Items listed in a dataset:

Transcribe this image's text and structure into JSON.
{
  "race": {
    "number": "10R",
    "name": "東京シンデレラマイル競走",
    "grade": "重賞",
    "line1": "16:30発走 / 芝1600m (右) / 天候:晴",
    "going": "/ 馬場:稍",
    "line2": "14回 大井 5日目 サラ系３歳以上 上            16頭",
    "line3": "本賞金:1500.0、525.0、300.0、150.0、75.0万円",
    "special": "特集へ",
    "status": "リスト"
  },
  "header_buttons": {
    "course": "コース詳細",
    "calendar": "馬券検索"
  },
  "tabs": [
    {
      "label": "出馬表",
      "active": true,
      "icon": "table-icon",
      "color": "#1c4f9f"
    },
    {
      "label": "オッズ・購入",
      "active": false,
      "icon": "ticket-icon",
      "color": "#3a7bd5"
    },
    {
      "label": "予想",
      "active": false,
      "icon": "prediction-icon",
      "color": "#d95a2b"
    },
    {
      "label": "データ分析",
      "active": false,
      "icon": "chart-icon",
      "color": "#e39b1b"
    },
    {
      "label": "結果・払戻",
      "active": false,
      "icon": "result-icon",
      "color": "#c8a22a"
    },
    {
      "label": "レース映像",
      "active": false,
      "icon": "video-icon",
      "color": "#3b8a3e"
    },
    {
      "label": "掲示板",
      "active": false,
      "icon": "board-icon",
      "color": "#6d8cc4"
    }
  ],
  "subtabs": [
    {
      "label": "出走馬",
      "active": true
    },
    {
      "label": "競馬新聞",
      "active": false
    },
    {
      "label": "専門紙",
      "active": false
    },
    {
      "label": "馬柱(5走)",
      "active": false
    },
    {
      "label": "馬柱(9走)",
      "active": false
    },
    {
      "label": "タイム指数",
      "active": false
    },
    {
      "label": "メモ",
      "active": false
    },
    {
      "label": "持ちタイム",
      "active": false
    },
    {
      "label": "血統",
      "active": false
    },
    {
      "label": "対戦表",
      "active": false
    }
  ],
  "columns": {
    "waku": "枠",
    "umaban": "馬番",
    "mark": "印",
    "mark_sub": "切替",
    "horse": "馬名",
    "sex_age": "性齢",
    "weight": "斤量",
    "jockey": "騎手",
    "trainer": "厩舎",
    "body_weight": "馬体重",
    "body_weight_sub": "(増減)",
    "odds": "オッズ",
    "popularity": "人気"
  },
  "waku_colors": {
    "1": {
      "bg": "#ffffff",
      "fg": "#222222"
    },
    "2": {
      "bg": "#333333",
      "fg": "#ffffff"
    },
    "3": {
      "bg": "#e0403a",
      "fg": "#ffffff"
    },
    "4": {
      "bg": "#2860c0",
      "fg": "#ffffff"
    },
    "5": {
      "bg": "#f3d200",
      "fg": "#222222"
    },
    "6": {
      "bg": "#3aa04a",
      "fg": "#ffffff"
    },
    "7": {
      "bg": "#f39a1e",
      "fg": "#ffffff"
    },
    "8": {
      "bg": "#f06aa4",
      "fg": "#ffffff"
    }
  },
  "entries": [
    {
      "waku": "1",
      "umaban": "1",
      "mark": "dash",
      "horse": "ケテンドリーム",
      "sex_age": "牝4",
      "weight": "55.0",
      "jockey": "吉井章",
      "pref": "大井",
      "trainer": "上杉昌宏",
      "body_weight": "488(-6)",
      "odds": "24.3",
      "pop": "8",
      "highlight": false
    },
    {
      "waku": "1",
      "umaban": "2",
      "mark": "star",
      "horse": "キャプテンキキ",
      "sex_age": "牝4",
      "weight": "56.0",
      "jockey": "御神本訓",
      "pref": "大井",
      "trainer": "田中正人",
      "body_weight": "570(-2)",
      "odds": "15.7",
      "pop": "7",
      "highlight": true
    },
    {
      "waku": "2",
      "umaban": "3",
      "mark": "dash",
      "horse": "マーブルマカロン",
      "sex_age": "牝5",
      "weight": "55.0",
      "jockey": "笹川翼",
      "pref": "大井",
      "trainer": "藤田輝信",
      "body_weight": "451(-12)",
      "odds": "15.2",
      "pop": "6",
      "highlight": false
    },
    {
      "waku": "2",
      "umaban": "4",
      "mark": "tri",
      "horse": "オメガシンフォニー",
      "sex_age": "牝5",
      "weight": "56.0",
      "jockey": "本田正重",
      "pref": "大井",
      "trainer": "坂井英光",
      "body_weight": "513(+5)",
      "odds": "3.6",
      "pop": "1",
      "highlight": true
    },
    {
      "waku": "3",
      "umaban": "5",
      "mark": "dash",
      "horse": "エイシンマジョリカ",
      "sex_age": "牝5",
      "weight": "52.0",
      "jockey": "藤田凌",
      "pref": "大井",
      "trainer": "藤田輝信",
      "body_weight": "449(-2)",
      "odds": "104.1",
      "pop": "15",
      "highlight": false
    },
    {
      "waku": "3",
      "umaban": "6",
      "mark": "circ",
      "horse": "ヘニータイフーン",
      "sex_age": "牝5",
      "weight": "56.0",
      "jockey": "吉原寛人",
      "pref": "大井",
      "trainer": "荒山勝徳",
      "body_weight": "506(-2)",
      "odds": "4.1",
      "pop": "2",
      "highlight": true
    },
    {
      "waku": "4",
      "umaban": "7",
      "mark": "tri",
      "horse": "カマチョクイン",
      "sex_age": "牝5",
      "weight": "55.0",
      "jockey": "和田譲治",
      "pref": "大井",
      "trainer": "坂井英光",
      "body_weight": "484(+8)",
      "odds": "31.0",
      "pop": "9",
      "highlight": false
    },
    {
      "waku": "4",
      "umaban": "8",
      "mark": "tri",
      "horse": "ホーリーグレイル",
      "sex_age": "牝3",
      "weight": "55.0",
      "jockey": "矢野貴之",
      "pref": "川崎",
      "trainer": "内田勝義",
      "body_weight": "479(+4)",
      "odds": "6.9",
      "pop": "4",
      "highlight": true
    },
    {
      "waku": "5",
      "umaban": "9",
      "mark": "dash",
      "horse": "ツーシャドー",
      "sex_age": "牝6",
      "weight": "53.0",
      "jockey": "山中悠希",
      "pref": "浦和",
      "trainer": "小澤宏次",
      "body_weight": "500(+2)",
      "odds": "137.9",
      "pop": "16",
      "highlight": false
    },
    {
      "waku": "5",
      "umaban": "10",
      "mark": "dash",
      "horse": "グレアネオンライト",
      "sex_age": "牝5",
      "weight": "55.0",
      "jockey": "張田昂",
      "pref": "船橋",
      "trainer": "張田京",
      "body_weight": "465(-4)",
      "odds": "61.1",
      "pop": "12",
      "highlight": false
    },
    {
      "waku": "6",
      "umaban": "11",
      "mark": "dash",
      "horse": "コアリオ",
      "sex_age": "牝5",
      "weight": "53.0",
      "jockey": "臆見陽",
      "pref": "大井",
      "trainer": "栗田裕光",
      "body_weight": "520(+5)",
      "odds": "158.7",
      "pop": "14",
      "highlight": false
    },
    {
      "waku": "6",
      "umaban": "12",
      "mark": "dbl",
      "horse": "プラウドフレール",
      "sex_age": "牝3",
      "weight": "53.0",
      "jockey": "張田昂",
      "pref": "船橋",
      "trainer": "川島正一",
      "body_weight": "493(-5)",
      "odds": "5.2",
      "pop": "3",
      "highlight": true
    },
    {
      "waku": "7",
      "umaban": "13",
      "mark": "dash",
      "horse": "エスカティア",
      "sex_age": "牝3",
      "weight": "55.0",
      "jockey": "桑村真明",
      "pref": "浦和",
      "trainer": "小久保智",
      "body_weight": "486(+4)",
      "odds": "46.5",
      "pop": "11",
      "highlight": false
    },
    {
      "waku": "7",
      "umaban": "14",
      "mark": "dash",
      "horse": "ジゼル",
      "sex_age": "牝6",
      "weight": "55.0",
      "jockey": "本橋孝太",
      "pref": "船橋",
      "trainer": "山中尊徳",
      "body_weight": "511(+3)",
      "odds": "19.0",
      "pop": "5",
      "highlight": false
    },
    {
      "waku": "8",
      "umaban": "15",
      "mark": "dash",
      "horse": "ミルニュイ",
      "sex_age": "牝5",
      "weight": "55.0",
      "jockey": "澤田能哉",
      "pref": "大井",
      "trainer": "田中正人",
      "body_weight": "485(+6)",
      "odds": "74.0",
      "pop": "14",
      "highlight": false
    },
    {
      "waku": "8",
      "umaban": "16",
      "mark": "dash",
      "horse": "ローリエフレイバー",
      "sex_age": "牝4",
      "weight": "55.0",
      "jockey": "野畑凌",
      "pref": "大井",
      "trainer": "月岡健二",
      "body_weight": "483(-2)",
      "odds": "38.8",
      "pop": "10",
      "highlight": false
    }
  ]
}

- **Exercise aim**
From the entries above, copy each line holding "icon".

- **The completed task**
      "icon": "table-icon",
      "icon": "ticket-icon",
      "icon": "prediction-icon",
      "icon": "chart-icon",
      "icon": "result-icon",
      "icon": "video-icon",
      "icon": "board-icon",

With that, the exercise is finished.